# NaN Handling with SQLite and Pandas

Explore how 'nan' values within SQLite are handled by Pandas.

In [None]:
import sqlite3

import pandas as pd
from sqlalchemy import create_engine

In [None]:
# create connections for sqlite
# reference: https://nih.figshare.com/articles/dataset/Cell_Health_-_Cell_Painting_Single_Cell_Profiles/9995672
sqlite_err_conn = create_engine("sqlite:///testing_err_SQ00014613.sqlite").connect()
sqlite_err_fixed_conn = create_engine(
    "sqlite:///testing_err_fixed_SQ00014613.sqlite"
).connect()

## Using Table with 'nan' As-is (string values in affinity float column)

In [None]:
sql_stmt = """
select 
    Cytoplasm_Correlation_Costes_AGP_DNA, 
    typeof(Cytoplasm_Correlation_Costes_AGP_DNA)
from cytoplasm
limit 2 
"""
sqlite_err_conn.execute(statement=sql_stmt).fetchall()

In [None]:
sql_stmt = """
select * from cytoplasm
"""
df = pd.read_sql(sql=sql_stmt, con=sqlite_err_conn)
df["Cytoplasm_Correlation_Costes_AGP_DNA"].iloc[0]

In [None]:
type(df["Cytoplasm_Correlation_Costes_AGP_DNA"].iloc[0])

In [None]:
df["Cytoplasm_Correlation_Costes_AGP_DNA"].iloc[1]

In [None]:
type(df["Cytoplasm_Correlation_Costes_AGP_DNA"].iloc[1])

_To do_: Carry the notebook on NaN handling with SQLite and pandas forward from its final cell.

_Given material_:
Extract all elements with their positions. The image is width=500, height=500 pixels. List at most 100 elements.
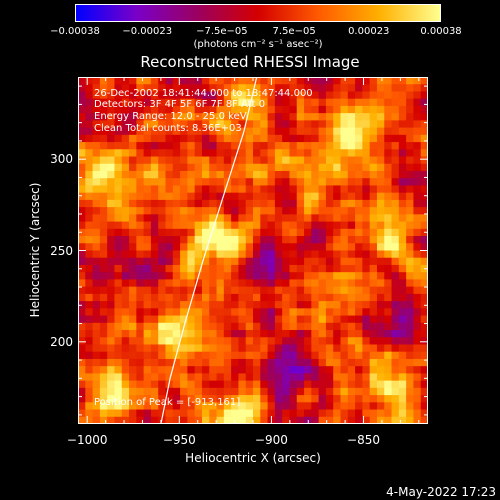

_Answer for the task_:
In [None]:
df["Cytoplasm_Correlation_Costes_AGP_DNA"].dtype

## Using Table with 'nan' Converted to SQLite NULL

In [None]:
sql_stmt = """
select 
    Cytoplasm_Correlation_Costes_AGP_DNA, 
    typeof(Cytoplasm_Correlation_Costes_AGP_DNA)
from cytoplasm
limit 2 
"""
sqlite_err_fixed_conn.execute(statement=sql_stmt).fetchall()

In [None]:
sql_stmt = """
select * from cytoplasm
"""
df = pd.read_sql(sql=sql_stmt, con=sqlite_err_fixed_conn)
df["Cytoplasm_Correlation_Costes_AGP_DNA"].iloc[0]

In [None]:
type(df["Cytoplasm_Correlation_Costes_AGP_DNA"].iloc[0])

In [None]:
df["Cytoplasm_Correlation_Costes_AGP_DNA"].iloc[1]

In [None]:
type(df["Cytoplasm_Correlation_Costes_AGP_DNA"].iloc[1])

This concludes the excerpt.